◆ DO THIS
Gather every line from the entries below that includes "cromosomas".

◆ THE DATA

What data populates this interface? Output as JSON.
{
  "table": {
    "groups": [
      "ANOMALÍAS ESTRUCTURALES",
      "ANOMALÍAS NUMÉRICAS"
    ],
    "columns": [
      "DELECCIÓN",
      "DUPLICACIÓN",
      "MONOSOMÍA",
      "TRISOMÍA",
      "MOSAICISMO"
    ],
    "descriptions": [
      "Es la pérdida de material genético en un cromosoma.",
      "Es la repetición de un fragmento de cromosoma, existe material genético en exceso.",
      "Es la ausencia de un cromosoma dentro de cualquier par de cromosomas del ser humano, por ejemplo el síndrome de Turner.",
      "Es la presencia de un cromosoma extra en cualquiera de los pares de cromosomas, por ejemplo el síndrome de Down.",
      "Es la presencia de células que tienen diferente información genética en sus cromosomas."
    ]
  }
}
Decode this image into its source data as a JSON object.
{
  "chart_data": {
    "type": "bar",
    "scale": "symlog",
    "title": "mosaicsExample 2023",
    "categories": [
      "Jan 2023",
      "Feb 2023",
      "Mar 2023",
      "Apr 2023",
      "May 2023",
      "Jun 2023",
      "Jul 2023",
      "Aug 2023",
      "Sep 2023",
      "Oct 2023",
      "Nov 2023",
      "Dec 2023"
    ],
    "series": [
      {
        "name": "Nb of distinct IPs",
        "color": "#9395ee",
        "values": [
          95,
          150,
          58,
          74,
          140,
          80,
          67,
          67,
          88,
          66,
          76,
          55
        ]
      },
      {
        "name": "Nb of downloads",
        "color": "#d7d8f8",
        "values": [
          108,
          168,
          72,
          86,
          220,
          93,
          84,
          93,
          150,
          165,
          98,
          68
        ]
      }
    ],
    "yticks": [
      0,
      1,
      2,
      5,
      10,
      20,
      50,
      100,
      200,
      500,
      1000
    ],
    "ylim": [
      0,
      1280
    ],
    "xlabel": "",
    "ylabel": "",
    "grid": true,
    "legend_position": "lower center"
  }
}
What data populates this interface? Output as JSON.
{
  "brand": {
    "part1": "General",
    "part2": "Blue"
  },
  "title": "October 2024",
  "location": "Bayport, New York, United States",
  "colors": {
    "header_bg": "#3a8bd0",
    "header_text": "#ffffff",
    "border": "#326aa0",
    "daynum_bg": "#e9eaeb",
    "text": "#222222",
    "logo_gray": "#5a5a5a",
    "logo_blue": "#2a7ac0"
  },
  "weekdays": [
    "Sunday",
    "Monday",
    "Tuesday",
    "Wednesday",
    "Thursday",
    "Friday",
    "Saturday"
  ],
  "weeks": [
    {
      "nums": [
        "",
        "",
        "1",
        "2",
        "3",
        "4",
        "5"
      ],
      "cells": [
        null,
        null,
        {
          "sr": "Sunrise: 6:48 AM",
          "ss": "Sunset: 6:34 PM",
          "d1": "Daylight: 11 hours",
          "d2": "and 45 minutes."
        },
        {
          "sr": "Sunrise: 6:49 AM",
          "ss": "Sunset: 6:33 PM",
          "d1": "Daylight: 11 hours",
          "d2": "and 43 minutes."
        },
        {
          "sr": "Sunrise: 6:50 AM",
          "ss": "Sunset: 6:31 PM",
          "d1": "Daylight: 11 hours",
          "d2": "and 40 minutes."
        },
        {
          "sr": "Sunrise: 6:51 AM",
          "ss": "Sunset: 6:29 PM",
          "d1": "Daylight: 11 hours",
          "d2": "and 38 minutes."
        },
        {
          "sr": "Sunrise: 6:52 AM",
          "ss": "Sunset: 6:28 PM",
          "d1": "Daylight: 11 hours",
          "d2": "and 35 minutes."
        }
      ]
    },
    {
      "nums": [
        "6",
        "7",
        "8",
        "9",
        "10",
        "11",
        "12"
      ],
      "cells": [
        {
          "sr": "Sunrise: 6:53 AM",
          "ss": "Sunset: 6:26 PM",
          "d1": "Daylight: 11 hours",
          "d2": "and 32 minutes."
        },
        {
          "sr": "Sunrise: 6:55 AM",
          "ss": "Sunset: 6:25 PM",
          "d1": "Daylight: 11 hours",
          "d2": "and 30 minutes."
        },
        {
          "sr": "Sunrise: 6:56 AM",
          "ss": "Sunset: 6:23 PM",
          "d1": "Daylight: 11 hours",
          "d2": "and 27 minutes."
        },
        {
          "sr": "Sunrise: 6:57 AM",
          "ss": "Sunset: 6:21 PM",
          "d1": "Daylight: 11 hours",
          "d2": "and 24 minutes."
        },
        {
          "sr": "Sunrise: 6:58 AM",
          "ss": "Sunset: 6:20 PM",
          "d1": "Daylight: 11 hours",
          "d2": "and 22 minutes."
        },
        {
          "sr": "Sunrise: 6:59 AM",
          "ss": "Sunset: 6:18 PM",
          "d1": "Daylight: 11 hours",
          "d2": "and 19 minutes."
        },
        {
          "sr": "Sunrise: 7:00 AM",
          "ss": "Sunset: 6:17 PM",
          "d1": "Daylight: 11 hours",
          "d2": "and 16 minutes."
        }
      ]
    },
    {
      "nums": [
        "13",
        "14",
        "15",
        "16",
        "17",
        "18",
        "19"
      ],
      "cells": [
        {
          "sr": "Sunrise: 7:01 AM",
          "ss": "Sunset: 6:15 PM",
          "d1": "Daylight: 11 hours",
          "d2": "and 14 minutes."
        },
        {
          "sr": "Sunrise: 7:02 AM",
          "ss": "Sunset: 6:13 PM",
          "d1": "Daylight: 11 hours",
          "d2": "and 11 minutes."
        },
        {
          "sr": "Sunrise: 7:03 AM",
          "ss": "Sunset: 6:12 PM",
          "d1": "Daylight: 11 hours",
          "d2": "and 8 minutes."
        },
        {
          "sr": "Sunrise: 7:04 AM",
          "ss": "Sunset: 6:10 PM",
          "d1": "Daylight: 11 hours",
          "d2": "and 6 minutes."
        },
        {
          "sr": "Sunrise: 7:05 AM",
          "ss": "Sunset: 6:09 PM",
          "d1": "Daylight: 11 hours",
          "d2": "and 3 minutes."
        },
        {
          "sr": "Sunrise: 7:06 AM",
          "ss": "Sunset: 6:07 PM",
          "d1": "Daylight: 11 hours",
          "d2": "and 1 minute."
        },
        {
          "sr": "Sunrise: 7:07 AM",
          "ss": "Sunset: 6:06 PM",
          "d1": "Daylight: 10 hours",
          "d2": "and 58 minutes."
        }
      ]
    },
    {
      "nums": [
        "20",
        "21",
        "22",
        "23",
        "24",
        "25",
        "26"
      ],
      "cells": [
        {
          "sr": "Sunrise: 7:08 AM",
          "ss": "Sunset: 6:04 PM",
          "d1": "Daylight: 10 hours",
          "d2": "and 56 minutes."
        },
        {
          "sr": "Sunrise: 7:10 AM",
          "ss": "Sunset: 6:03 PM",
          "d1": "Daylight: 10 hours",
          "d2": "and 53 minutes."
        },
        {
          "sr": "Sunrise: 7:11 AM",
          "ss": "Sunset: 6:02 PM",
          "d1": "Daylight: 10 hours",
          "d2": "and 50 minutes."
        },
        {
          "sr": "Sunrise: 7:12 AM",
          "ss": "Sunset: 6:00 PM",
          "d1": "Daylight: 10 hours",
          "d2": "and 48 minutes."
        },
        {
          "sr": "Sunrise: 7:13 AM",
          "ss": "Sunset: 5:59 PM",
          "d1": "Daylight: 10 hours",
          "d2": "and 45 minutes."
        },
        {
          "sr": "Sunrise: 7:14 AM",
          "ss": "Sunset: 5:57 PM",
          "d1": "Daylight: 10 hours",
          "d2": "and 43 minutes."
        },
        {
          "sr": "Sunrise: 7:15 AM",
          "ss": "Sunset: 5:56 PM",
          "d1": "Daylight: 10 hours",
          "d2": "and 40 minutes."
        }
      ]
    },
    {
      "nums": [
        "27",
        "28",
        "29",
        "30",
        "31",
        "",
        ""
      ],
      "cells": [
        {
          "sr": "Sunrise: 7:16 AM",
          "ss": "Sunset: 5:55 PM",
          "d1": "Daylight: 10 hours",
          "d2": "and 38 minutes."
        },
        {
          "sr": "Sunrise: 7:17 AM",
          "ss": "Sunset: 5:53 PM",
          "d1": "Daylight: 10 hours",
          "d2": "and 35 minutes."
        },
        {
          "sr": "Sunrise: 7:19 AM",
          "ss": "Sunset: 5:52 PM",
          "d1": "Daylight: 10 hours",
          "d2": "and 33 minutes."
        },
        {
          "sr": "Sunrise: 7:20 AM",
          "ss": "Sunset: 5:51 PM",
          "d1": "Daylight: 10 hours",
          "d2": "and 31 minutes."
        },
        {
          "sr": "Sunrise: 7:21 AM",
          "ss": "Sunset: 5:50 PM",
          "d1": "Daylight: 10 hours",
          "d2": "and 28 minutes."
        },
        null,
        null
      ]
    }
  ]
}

◆ COMPLETE OUTPUT
      "Es la ausencia de un cromosoma dentro de cualquier par de cromosomas del ser humano, por ejemplo el síndrome de Turner.",
      "Es la presencia de un cromosoma extra en cualquiera de los pares de cromosomas, por ejemplo el síndrome de Down.",
      "Es la presencia de células que tienen diferente información genética en sus cromosomas."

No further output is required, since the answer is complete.